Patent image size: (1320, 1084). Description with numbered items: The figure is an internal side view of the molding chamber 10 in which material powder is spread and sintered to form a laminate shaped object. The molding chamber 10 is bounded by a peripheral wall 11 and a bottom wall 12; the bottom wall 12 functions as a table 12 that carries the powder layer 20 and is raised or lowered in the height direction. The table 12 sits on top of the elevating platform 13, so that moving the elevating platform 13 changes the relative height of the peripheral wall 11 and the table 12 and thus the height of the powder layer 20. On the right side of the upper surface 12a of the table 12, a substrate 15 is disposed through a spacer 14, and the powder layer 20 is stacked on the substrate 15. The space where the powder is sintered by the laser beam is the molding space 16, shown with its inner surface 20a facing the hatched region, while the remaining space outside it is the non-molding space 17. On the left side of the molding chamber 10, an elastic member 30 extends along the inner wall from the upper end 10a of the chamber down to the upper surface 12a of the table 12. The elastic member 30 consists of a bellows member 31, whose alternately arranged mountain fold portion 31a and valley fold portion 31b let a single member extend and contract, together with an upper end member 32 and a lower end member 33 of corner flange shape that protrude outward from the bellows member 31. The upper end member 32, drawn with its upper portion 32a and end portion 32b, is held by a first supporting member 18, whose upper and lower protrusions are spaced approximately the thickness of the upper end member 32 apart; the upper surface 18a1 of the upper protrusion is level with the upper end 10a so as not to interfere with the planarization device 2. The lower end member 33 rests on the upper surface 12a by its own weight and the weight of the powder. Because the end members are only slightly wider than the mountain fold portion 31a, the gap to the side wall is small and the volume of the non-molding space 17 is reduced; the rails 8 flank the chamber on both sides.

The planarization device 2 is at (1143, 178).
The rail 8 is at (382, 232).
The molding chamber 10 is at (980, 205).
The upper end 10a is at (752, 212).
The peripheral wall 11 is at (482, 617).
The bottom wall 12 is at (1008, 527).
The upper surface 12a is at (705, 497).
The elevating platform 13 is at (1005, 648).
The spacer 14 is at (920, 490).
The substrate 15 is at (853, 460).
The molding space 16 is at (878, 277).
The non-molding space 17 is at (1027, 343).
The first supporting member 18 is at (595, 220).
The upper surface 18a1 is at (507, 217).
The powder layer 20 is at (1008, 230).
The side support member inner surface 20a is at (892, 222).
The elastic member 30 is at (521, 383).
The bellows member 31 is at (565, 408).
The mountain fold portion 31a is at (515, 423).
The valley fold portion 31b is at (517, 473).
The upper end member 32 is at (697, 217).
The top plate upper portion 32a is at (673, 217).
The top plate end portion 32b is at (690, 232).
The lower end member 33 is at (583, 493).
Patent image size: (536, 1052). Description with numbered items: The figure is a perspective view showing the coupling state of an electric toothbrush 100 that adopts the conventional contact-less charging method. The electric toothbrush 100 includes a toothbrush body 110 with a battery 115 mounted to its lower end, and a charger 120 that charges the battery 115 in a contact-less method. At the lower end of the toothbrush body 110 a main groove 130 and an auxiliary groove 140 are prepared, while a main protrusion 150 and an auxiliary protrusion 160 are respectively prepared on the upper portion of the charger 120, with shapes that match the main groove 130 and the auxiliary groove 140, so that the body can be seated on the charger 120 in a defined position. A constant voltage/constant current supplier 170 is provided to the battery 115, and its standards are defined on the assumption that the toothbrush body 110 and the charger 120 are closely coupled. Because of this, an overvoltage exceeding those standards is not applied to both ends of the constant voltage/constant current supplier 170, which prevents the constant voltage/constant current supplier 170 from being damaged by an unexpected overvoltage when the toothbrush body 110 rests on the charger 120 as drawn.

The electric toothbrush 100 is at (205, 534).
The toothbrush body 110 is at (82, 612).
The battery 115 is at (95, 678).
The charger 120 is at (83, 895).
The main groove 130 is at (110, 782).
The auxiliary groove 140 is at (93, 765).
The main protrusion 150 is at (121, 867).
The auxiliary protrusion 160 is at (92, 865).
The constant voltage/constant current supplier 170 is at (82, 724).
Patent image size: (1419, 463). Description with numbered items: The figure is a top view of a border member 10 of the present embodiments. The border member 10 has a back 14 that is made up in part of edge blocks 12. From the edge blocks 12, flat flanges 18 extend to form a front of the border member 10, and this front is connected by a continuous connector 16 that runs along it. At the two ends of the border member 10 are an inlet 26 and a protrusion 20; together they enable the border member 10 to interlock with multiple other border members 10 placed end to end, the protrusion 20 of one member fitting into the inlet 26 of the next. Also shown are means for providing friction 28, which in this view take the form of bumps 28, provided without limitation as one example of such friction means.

• Instructions for the task: Quote the entries from the line that contains "Patent image size: (536, 1052)." through the line that contains "The battery 115 is at (95, 678).", including both of those lines.

• Reply:
Patent image size: (536, 1052). Description with numbered items: The figure is a perspective view showing the coupling state of an electric toothbrush 100 that adopts the conventional contact-less charging method. The electric toothbrush 100 includes a toothbrush body 110 with a battery 115 mounted to its lower end, and a charger 120 that charges the battery 115 in a contact-less method. At the lower end of the toothbrush body 110 a main groove 130 and an auxiliary groove 140 are prepared, while a main protrusion 150 and an auxiliary protrusion 160 are respectively prepared on the upper portion of the charger 120, with shapes that match the main groove 130 and the auxiliary groove 140, so that the body can be seated on the charger 120 in a defined position. A constant voltage/constant current supplier 170 is provided to the battery 115, and its standards are defined on the assumption that the toothbrush body 110 and the charger 120 are closely coupled. Because of this, an overvoltage exceeding those standards is not applied to both ends of the constant voltage/constant current supplier 170, which prevents the constant voltage/constant current supplier 170 from being damaged by an unexpected overvoltage when the toothbrush body 110 rests on the charger 120 as drawn.

The electric toothbrush 100 is at (205, 534).
The toothbrush body 110 is at (82, 612).
The battery 115 is at (95, 678).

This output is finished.